__INSTRUCTIONS FOR THE TASK__
Find how many lines contain "this" and state only that number.

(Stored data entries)
==============================

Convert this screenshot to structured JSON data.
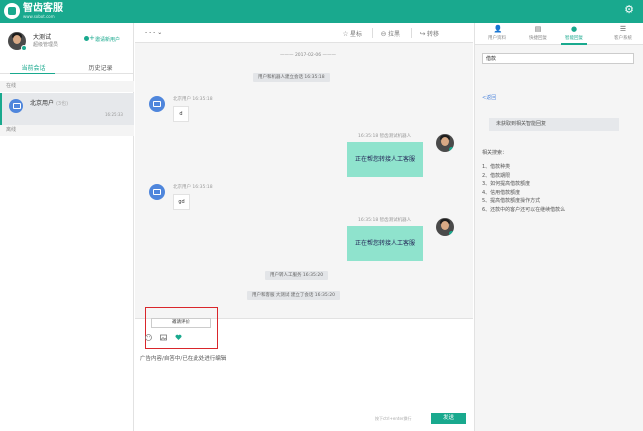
{
  "app": {
    "title": "智齿客服",
    "subtitle": "www.sobot.com"
  },
  "agent": {
    "name": "大测试",
    "role": "超级管理员",
    "invite_label": "邀请新用户"
  },
  "left_tabs": {
    "current": "当前会话",
    "history": "历史记录"
  },
  "sections": {
    "online": "在线",
    "offline": "离线"
  },
  "session": {
    "name": "北京用户",
    "tag": "(3也)",
    "time": "16:25:33"
  },
  "chat_header": {
    "selector": "- - -",
    "star_label": "星标",
    "block_label": "拉黑",
    "transfer_label": "转移"
  },
  "messages": {
    "date": "2017-02-06",
    "sys1": "用户和机器人建立会话 16:35:18",
    "user1_meta": "北京用户  16:35:18",
    "user1_text": "d",
    "agent1_meta": "16:35:18  智齿测试机器人",
    "agent1_text": "正在帮您转接人工客服",
    "user2_meta": "北京用户  16:35:18",
    "user2_text": "gd",
    "agent2_meta": "16:35:18  智齿测试机器人",
    "agent2_text": "正在帮您转接人工客服",
    "sys2": "用户转人工服务 16:35:20",
    "sys3": "用户和客服 大测试 建立了会话 16:35:20"
  },
  "compose": {
    "eval_button": "邀请评价",
    "placeholder": "广告内容/自答中/已在此处进行编辑",
    "hint": "按下ctrl+enter换行",
    "send_label": "发送"
  },
  "right_tabs": [
    {
      "icon": "user-icon",
      "label": "用户资料"
    },
    {
      "icon": "tag-icon",
      "label": "快捷回复"
    },
    {
      "icon": "robot-icon",
      "label": "智能回复"
    },
    {
      "icon": "menu-icon",
      "label": "客户系统"
    }
  ],
  "right_panel": {
    "search_value": "借款",
    "back_label": "<返回",
    "no_answer": "未获取到相关智能回复",
    "related_heading": "相关搜索：",
    "questions": [
      "1、借款种类",
      "2、借款期限",
      "3、如何提高借款额度",
      "4、信用借款额度",
      "5、提高借款额度操作方式",
      "6、还款中的客户还可以在继续借款么"
    ]
  },
  "colors": {
    "brand": "#19a98e",
    "agent_bubble": "#8fe3cd",
    "bot_avatar": "#4f86dc",
    "highlight_box": "#d9262b"
  }
}
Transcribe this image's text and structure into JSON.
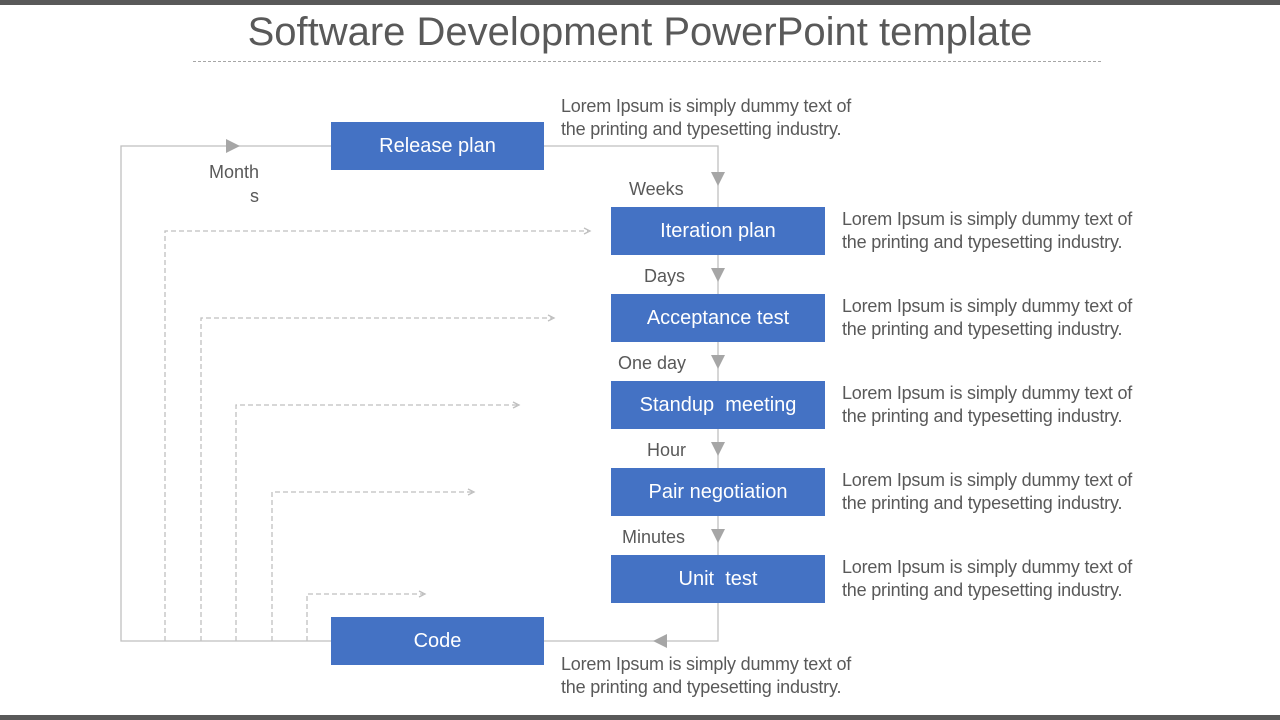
{
  "slide": {
    "title": "Software Development PowerPoint template",
    "colors": {
      "box": "#4472c4",
      "text": "#595959",
      "bar": "#595959",
      "line": "#bfbfbf",
      "arrow": "#a6a6a6"
    }
  },
  "diagram": {
    "steps": [
      {
        "label": "Release plan",
        "desc1": "Lorem Ipsum is simply dummy text of",
        "desc2": "the printing and typesetting industry."
      },
      {
        "label": "Iteration plan",
        "desc1": "Lorem Ipsum is simply dummy text of",
        "desc2": "the printing and typesetting industry."
      },
      {
        "label": "Acceptance test",
        "desc1": "Lorem Ipsum is simply dummy text of",
        "desc2": "the printing and typesetting industry."
      },
      {
        "label": "Standup  meeting",
        "desc1": "Lorem Ipsum is simply dummy text of",
        "desc2": "the printing and typesetting industry."
      },
      {
        "label": "Pair negotiation",
        "desc1": "Lorem Ipsum is simply dummy text of",
        "desc2": "the printing and typesetting industry."
      },
      {
        "label": "Unit  test",
        "desc1": "Lorem Ipsum is simply dummy text of",
        "desc2": "the printing and typesetting industry."
      },
      {
        "label": "Code",
        "desc1": "Lorem Ipsum is simply dummy text of",
        "desc2": "the printing and typesetting industry."
      }
    ],
    "intervals": {
      "months_line1": "Month",
      "months_line2": "s",
      "weeks": "Weeks",
      "days": "Days",
      "one_day": "One day",
      "hour": "Hour",
      "minutes": "Minutes"
    }
  }
}
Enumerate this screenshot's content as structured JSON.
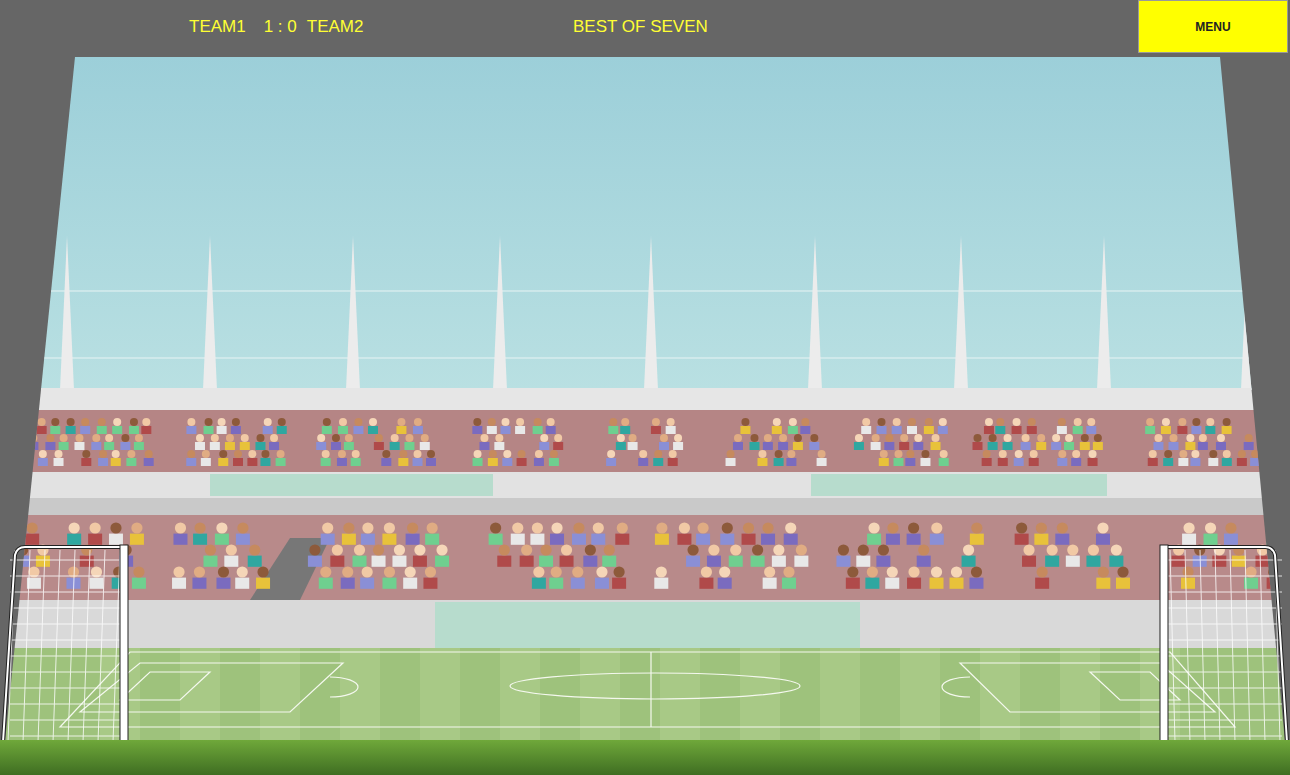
{
  "score_bar": {
    "team1": "TEAM1",
    "score": "1 : 0",
    "team2": "TEAM2",
    "mode": "BEST OF SEVEN"
  },
  "menu_button": {
    "label": "MENU"
  }
}
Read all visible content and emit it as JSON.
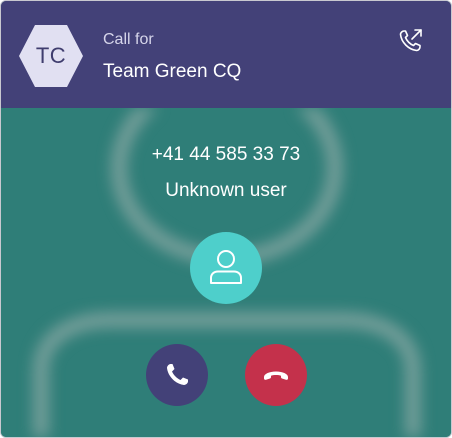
{
  "header": {
    "avatar_initials": "TC",
    "call_for_label": "Call for",
    "team_name": "Team Green CQ",
    "transfer_icon": "phone-forward-icon"
  },
  "call": {
    "phone_number": "+41 44 585 33 73",
    "caller_name": "Unknown user",
    "caller_avatar_icon": "person-icon"
  },
  "actions": {
    "accept_icon": "phone-icon",
    "decline_icon": "hang-up-icon"
  },
  "colors": {
    "header_bg": "#434178",
    "body_bg": "#2f7e78",
    "avatar_hex_bg": "#e1e0f2",
    "caller_avatar_bg": "#4ecfcb",
    "accept_bg": "#434178",
    "decline_bg": "#c4314b"
  }
}
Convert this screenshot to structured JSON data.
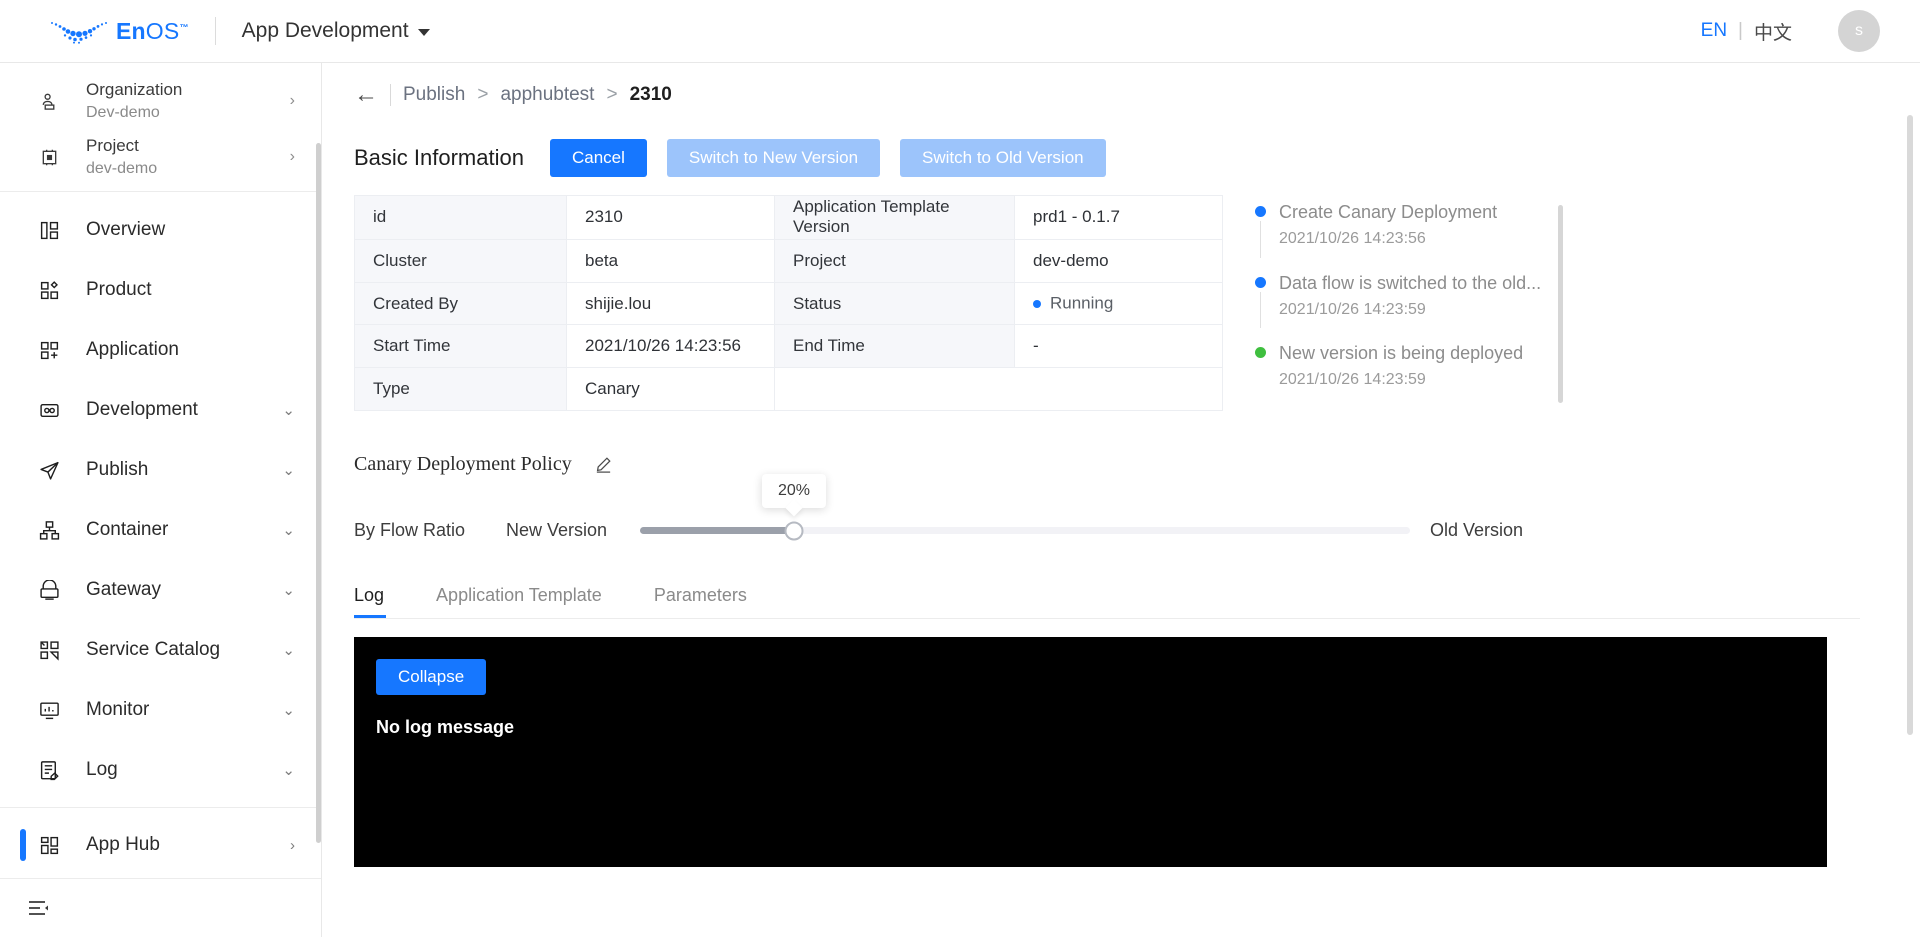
{
  "header": {
    "logo_text_en": "En",
    "logo_text_os": "OS",
    "logo_tm": "™",
    "app_switcher": "App Development",
    "lang_en": "EN",
    "lang_sep": "|",
    "lang_zh": "中文",
    "avatar_initial": "s"
  },
  "sidebar": {
    "context": [
      {
        "label": "Organization",
        "value": "Dev-demo",
        "icon": "organization-icon"
      },
      {
        "label": "Project",
        "value": "dev-demo",
        "icon": "project-icon"
      }
    ],
    "items": [
      {
        "label": "Overview",
        "icon": "overview-icon",
        "chevron": "",
        "active": false
      },
      {
        "label": "Product",
        "icon": "product-icon",
        "chevron": "",
        "active": false
      },
      {
        "label": "Application",
        "icon": "application-icon",
        "chevron": "",
        "active": false
      },
      {
        "label": "Development",
        "icon": "development-icon",
        "chevron": "⌄",
        "active": false
      },
      {
        "label": "Publish",
        "icon": "publish-icon",
        "chevron": "⌄",
        "active": false
      },
      {
        "label": "Container",
        "icon": "container-icon",
        "chevron": "⌄",
        "active": false
      },
      {
        "label": "Gateway",
        "icon": "gateway-icon",
        "chevron": "⌄",
        "active": false
      },
      {
        "label": "Service Catalog",
        "icon": "service-catalog-icon",
        "chevron": "⌄",
        "active": false
      },
      {
        "label": "Monitor",
        "icon": "monitor-icon",
        "chevron": "⌄",
        "active": false
      },
      {
        "label": "Log",
        "icon": "log-icon",
        "chevron": "⌄",
        "active": false
      },
      {
        "label": "App Hub",
        "icon": "app-hub-icon",
        "chevron": "›",
        "active": true
      }
    ]
  },
  "breadcrumb": {
    "back": "←",
    "items": [
      "Publish",
      "apphubtest"
    ],
    "separator": ">",
    "current": "2310"
  },
  "section": {
    "title": "Basic Information",
    "cancel_label": "Cancel",
    "switch_new_label": "Switch to New Version",
    "switch_old_label": "Switch to Old Version"
  },
  "info_table": {
    "rows": [
      {
        "label1": "id",
        "value1": "2310",
        "label2": "Application Template Version",
        "value2": "prd1 - 0.1.7"
      },
      {
        "label1": "Cluster",
        "value1": "beta",
        "label2": "Project",
        "value2": "dev-demo"
      },
      {
        "label1": "Created By",
        "value1": "shijie.lou",
        "label2": "Status",
        "value2": "Running",
        "value2_dot": "#1677ff"
      },
      {
        "label1": "Start Time",
        "value1": "2021/10/26 14:23:56",
        "label2": "End Time",
        "value2": "-"
      },
      {
        "label1": "Type",
        "value1": "Canary",
        "label2": "",
        "value2": ""
      }
    ]
  },
  "timeline": [
    {
      "title": "Create Canary Deployment",
      "time": "2021/10/26 14:23:56",
      "color": "#1677ff"
    },
    {
      "title": "Data flow is switched to the old...",
      "time": "2021/10/26 14:23:59",
      "color": "#1677ff"
    },
    {
      "title": "New version is being deployed",
      "time": "2021/10/26 14:23:59",
      "color": "#3fbf3f"
    }
  ],
  "policy": {
    "title": "Canary Deployment Policy",
    "edit_icon": "edit-pencil-icon",
    "flow_label": "By Flow Ratio",
    "new_version_label": "New Version",
    "old_version_label": "Old Version",
    "slider_value": "20%",
    "slider_percent": 20
  },
  "tabs": [
    {
      "label": "Log",
      "active": true
    },
    {
      "label": "Application Template",
      "active": false
    },
    {
      "label": "Parameters",
      "active": false
    }
  ],
  "console": {
    "collapse_label": "Collapse",
    "message": "No log message"
  }
}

==============================

__FULL SOLUTION__
4